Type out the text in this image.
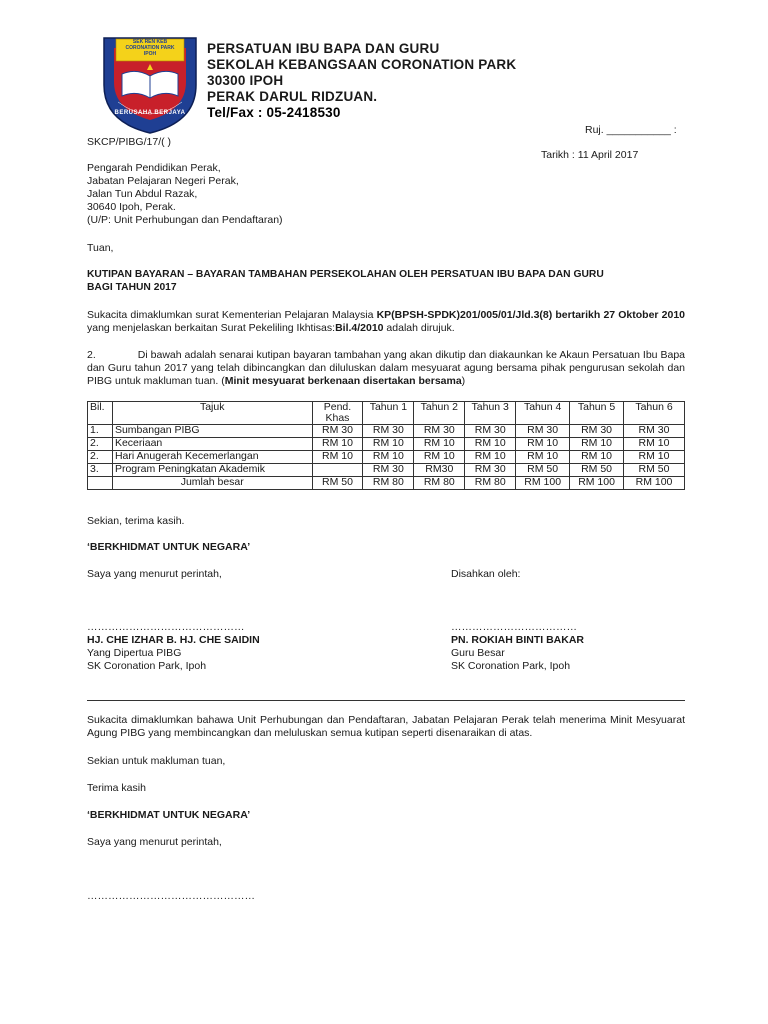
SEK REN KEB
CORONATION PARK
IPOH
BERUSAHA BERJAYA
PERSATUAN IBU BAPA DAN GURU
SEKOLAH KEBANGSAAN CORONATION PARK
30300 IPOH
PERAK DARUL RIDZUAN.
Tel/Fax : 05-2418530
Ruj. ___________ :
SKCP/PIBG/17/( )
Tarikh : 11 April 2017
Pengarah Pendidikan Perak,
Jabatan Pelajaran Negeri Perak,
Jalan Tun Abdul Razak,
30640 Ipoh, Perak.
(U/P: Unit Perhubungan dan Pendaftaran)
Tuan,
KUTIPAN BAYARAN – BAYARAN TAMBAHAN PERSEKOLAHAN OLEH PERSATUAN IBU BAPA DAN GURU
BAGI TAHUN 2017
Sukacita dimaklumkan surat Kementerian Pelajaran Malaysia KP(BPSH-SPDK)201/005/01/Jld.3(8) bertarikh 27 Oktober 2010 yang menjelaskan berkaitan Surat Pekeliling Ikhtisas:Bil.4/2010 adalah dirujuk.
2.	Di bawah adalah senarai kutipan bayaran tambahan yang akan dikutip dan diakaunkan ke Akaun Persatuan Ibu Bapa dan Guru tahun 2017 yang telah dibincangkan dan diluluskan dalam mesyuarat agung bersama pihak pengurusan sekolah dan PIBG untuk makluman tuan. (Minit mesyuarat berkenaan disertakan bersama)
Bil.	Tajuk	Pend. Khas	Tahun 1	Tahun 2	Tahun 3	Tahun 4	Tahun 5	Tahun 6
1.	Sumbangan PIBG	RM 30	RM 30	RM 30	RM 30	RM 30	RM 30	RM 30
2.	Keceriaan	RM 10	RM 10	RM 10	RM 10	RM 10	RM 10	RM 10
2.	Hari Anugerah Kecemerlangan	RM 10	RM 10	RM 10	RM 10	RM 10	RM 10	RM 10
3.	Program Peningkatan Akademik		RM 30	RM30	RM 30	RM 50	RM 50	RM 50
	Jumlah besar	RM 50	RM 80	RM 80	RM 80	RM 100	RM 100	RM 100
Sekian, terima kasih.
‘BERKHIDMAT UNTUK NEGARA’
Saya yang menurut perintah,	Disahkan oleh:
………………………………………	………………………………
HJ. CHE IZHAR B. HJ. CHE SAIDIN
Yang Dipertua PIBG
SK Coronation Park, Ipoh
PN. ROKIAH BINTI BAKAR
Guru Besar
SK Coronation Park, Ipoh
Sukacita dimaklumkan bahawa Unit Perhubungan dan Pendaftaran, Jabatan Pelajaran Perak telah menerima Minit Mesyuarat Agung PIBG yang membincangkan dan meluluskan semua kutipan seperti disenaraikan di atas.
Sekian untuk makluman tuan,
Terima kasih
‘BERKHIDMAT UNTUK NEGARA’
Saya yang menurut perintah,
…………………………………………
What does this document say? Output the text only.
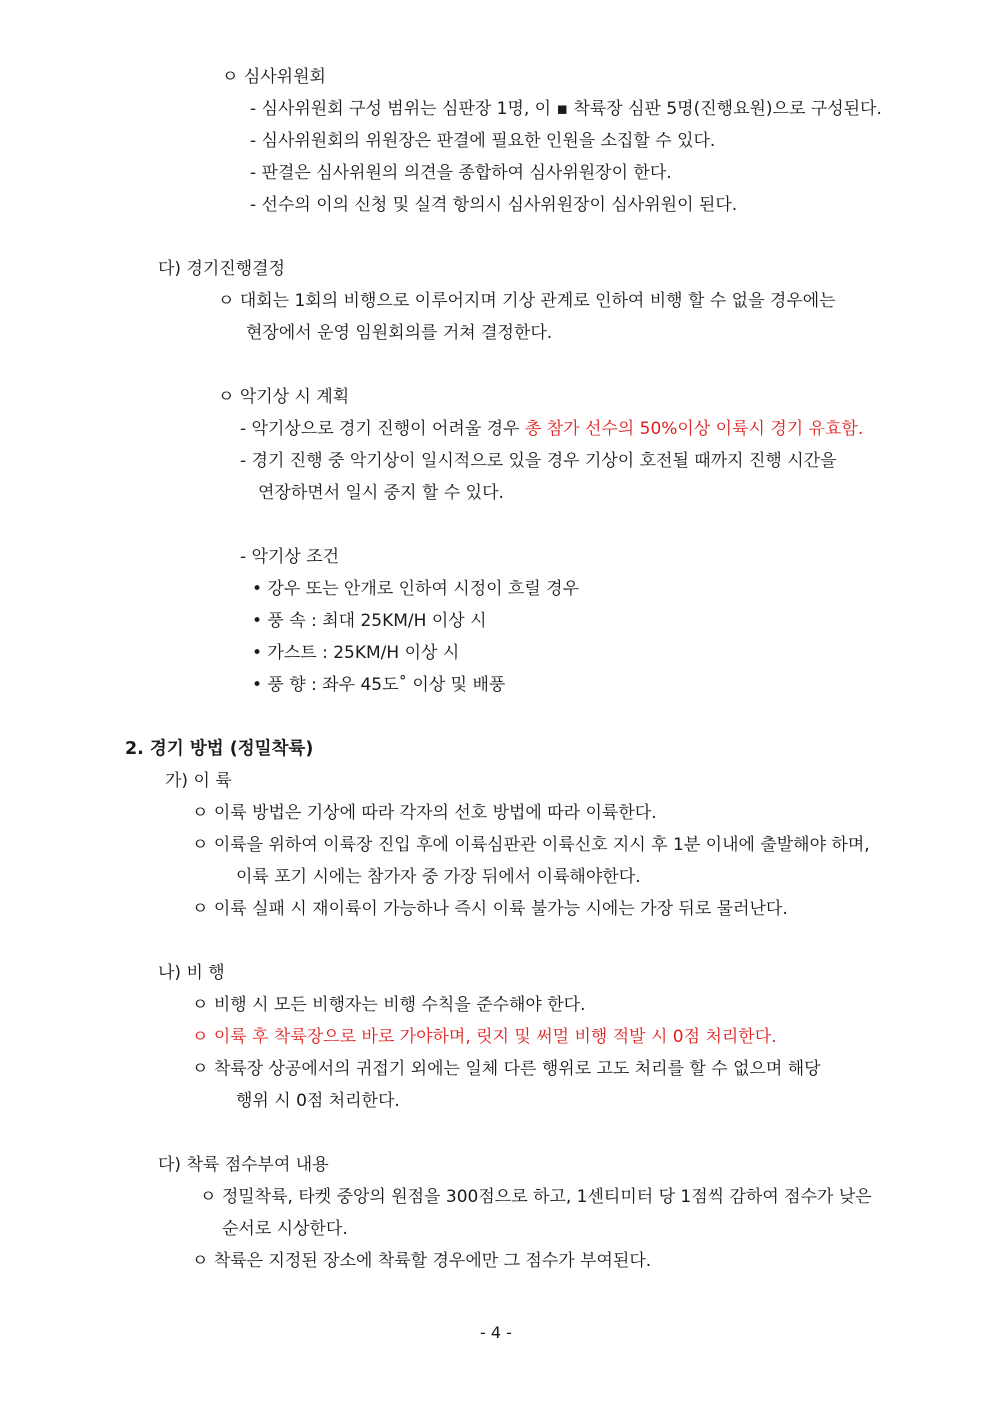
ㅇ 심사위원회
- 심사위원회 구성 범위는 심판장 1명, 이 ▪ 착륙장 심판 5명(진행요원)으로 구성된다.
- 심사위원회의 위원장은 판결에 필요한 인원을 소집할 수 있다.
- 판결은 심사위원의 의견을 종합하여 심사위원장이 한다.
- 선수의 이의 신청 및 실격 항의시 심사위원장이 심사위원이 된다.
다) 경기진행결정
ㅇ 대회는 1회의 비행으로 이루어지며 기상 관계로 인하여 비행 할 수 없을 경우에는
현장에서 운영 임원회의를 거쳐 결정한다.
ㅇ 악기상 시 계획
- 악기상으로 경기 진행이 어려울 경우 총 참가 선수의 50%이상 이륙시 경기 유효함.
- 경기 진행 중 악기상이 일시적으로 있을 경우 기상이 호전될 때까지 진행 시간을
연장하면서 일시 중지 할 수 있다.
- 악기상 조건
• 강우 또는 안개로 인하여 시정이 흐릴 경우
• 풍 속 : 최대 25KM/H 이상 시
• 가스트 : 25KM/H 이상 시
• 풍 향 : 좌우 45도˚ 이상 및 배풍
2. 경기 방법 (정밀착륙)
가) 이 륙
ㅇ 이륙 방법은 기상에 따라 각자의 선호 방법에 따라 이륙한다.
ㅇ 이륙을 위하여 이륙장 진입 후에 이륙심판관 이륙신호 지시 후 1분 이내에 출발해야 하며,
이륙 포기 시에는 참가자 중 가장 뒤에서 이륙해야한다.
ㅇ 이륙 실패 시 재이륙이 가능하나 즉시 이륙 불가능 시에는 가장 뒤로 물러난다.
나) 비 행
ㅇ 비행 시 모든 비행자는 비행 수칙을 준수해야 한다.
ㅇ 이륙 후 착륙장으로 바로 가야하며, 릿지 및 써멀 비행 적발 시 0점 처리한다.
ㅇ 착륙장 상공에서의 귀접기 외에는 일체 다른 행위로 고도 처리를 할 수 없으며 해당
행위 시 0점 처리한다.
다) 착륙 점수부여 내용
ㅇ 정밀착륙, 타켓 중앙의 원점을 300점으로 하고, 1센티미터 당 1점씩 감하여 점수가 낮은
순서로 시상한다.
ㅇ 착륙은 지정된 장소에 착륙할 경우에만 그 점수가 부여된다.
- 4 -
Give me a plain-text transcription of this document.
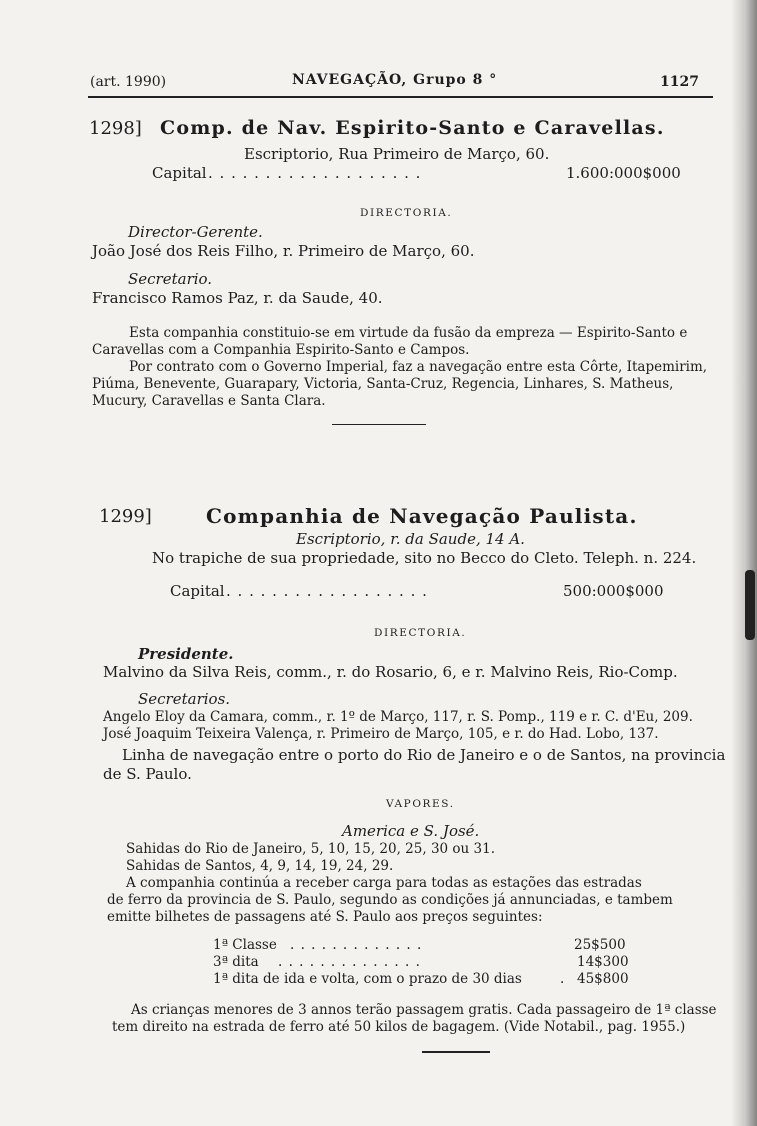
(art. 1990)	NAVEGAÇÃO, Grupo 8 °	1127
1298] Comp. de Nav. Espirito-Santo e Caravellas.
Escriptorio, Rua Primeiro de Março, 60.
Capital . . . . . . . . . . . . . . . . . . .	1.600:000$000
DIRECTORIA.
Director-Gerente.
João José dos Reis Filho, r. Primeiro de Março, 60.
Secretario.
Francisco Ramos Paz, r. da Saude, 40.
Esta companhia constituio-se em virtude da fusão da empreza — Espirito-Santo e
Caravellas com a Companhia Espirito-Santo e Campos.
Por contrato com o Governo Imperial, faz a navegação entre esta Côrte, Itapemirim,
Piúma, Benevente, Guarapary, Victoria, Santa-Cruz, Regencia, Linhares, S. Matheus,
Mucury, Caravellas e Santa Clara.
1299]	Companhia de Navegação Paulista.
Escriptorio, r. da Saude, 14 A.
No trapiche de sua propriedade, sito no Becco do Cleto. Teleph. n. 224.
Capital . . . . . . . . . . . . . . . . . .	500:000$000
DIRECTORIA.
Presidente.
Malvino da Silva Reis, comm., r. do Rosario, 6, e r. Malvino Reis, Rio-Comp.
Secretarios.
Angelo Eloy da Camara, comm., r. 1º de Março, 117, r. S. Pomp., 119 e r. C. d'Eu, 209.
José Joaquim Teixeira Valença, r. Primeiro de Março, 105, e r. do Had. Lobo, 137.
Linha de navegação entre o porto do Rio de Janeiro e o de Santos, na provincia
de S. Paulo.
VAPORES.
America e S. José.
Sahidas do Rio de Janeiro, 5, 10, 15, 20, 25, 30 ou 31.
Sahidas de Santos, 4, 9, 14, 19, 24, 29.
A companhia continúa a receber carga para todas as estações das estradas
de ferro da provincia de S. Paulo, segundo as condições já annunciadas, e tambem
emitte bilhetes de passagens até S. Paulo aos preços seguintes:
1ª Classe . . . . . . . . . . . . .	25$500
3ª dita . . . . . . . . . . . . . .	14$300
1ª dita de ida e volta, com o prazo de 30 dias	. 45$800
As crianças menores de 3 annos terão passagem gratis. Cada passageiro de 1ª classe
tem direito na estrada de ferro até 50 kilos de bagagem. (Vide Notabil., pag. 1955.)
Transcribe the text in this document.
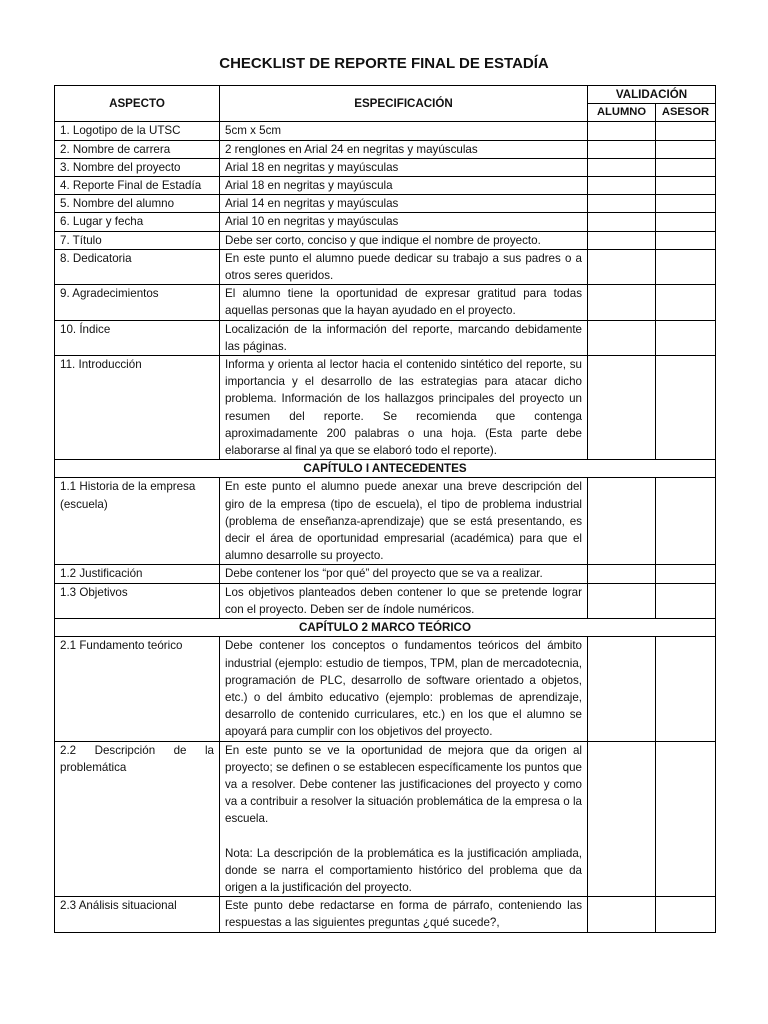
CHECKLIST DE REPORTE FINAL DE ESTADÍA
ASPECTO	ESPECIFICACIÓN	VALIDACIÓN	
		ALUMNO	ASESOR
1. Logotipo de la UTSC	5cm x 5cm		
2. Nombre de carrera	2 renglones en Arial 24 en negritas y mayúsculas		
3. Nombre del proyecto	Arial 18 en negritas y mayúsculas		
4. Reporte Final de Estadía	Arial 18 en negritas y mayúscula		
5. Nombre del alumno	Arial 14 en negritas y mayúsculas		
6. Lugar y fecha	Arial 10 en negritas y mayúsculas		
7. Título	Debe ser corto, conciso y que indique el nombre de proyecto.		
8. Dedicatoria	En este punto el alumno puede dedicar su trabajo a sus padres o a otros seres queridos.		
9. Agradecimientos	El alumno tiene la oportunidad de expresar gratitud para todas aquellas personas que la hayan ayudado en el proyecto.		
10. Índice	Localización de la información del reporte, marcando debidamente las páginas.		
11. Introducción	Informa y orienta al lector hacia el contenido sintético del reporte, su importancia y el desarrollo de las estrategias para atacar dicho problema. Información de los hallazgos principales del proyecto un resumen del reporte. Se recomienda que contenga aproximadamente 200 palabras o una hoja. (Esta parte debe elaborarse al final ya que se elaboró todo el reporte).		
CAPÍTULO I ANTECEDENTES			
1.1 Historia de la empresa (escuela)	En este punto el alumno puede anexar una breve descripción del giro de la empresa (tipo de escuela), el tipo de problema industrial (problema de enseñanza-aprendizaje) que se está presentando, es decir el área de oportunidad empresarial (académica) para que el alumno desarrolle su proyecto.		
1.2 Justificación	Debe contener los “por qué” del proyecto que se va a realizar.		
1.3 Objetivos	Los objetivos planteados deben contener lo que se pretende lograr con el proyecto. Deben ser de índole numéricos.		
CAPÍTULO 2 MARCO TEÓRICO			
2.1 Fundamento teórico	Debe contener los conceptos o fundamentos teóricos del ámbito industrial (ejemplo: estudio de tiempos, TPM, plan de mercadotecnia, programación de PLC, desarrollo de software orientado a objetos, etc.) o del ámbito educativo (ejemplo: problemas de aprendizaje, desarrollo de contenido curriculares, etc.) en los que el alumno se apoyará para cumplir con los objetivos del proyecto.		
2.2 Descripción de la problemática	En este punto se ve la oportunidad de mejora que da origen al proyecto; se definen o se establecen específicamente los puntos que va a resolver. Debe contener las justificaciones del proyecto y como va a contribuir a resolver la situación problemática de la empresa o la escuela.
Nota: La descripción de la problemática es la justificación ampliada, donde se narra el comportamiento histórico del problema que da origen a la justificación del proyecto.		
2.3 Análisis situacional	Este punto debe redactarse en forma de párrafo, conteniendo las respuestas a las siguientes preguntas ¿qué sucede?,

════

Each line holding "mayúsculas" must be found and copied.

> [Result]:
2. Nombre de carrera	2 renglones en Arial 24 en negritas y mayúsculas		
3. Nombre del proyecto	Arial 18 en negritas y mayúsculas		
5. Nombre del alumno	Arial 14 en negritas y mayúsculas		
6. Lugar y fecha	Arial 10 en negritas y mayúsculas		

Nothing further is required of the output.